* _SET EXERCISE_: Output every record word for word.

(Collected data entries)

** Start **

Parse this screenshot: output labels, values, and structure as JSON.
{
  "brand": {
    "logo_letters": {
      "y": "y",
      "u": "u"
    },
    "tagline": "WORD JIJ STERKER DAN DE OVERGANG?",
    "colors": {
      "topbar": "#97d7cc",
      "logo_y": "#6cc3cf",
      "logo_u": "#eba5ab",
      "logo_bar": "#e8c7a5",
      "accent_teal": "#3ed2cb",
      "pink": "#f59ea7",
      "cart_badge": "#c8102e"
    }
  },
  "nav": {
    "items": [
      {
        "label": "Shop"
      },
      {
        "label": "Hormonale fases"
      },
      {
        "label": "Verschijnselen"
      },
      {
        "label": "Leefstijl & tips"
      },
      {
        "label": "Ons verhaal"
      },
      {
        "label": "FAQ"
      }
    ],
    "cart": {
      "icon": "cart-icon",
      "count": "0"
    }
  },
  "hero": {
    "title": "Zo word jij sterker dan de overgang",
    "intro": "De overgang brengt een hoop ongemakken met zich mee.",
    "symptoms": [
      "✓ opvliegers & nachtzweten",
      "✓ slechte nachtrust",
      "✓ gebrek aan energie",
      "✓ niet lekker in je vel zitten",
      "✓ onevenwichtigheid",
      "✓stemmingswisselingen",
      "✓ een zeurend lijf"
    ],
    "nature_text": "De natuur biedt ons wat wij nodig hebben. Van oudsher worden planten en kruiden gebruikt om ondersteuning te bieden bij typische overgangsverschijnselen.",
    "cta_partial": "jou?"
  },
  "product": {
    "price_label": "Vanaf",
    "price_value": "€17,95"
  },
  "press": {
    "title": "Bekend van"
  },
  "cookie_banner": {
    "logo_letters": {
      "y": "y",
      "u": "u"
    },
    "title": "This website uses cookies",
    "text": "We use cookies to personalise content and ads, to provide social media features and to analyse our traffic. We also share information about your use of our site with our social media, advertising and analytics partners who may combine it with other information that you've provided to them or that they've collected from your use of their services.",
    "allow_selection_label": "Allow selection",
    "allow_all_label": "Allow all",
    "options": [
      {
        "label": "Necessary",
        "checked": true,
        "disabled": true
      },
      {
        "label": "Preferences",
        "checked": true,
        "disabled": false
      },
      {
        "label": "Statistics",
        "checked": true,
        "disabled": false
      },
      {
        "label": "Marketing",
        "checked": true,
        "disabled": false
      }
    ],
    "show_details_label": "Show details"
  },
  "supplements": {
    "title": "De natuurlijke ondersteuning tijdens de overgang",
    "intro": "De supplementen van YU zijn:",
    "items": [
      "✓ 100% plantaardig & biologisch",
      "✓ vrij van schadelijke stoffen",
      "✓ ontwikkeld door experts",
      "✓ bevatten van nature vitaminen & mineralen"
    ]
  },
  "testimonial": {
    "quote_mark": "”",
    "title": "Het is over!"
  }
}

** End **

* _RESPONSE TO THE TASK_:
Parse this screenshot: output labels, values, and structure as JSON.
{
  "brand": {
    "logo_letters": {
      "y": "y",
      "u": "u"
    },
    "tagline": "WORD JIJ STERKER DAN DE OVERGANG?",
    "colors": {
      "topbar": "#97d7cc",
      "logo_y": "#6cc3cf",
      "logo_u": "#eba5ab",
      "logo_bar": "#e8c7a5",
      "accent_teal": "#3ed2cb",
      "pink": "#f59ea7",
      "cart_badge": "#c8102e"
    }
  },
  "nav": {
    "items": [
      {
        "label": "Shop"
      },
      {
        "label": "Hormonale fases"
      },
      {
        "label": "Verschijnselen"
      },
      {
        "label": "Leefstijl & tips"
      },
      {
        "label": "Ons verhaal"
      },
      {
        "label": "FAQ"
      }
    ],
    "cart": {
      "icon": "cart-icon",
      "count": "0"
    }
  },
  "hero": {
    "title": "Zo word jij sterker dan de overgang",
    "intro": "De overgang brengt een hoop ongemakken met zich mee.",
    "symptoms": [
      "✓ opvliegers & nachtzweten",
      "✓ slechte nachtrust",
      "✓ gebrek aan energie",
      "✓ niet lekker in je vel zitten",
      "✓ onevenwichtigheid",
      "✓stemmingswisselingen",
      "✓ een zeurend lijf"
    ],
    "nature_text": "De natuur biedt ons wat wij nodig hebben. Van oudsher worden planten en kruiden gebruikt om ondersteuning te bieden bij typische overgangsverschijnselen.",
    "cta_partial": "jou?"
  },
  "product": {
    "price_label": "Vanaf",
    "price_value": "€17,95"
  },
  "press": {
    "title": "Bekend van"
  },
  "cookie_banner": {
    "logo_letters": {
      "y": "y",
      "u": "u"
    },
    "title": "This website uses cookies",
    "text": "We use cookies to personalise content and ads, to provide social media features and to analyse our traffic. We also share information about your use of our site with our social media, advertising and analytics partners who may combine it with other information that you've provided to them or that they've collected from your use of their services.",
    "allow_selection_label": "Allow selection",
    "allow_all_label": "Allow all",
    "options": [
      {
        "label": "Necessary",
        "checked": true,
        "disabled": true
      },
      {
        "label": "Preferences",
        "checked": true,
        "disabled": false
      },
      {
        "label": "Statistics",
        "checked": true,
        "disabled": false
      },
      {
        "label": "Marketing",
        "checked": true,
        "disabled": false
      }
    ],
    "show_details_label": "Show details"
  },
  "supplements": {
    "title": "De natuurlijke ondersteuning tijdens de overgang",
    "intro": "De supplementen van YU zijn:",
    "items": [
      "✓ 100% plantaardig & biologisch",
      "✓ vrij van schadelijke stoffen",
      "✓ ontwikkeld door experts",
      "✓ bevatten van nature vitaminen & mineralen"
    ]
  },
  "testimonial": {
    "quote_mark": "”",
    "title": "Het is over!"
  }
}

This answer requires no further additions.